» PROBLEM STATEMENT
Lift out each line of the data that holds "this".
● ● ● ● ● ● ●
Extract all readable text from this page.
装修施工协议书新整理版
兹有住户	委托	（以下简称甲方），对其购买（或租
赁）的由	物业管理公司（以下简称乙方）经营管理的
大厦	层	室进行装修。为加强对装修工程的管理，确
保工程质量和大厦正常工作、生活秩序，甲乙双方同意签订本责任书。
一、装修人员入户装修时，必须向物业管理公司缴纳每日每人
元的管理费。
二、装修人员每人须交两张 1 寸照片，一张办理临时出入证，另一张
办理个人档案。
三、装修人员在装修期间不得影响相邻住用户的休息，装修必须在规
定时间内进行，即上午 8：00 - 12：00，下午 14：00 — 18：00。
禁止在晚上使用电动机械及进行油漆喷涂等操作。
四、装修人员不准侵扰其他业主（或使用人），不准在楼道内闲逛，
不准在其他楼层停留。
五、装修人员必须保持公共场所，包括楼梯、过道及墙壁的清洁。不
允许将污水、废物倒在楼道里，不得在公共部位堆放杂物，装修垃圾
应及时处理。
● ● ● ● ● ● ●
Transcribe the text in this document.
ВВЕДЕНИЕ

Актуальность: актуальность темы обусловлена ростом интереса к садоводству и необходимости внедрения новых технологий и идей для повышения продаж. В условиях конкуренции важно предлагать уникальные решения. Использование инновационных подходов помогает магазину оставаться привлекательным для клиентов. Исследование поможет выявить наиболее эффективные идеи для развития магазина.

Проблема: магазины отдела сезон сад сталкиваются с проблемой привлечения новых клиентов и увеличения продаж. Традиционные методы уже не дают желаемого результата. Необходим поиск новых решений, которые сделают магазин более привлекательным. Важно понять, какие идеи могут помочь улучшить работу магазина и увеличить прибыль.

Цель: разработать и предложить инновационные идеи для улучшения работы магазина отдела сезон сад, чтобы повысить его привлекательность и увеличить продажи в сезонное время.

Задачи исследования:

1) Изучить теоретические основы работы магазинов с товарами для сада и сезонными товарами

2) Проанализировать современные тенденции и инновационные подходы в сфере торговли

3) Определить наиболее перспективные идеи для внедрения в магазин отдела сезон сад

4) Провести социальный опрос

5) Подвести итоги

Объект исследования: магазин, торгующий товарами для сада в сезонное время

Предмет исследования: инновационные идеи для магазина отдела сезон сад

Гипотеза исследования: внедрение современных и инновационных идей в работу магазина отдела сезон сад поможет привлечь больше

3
● ● ● ● ● ● ●
» EXERCISE RESPONSE
Extract all readable text from this page.
Transcribe the text in this document.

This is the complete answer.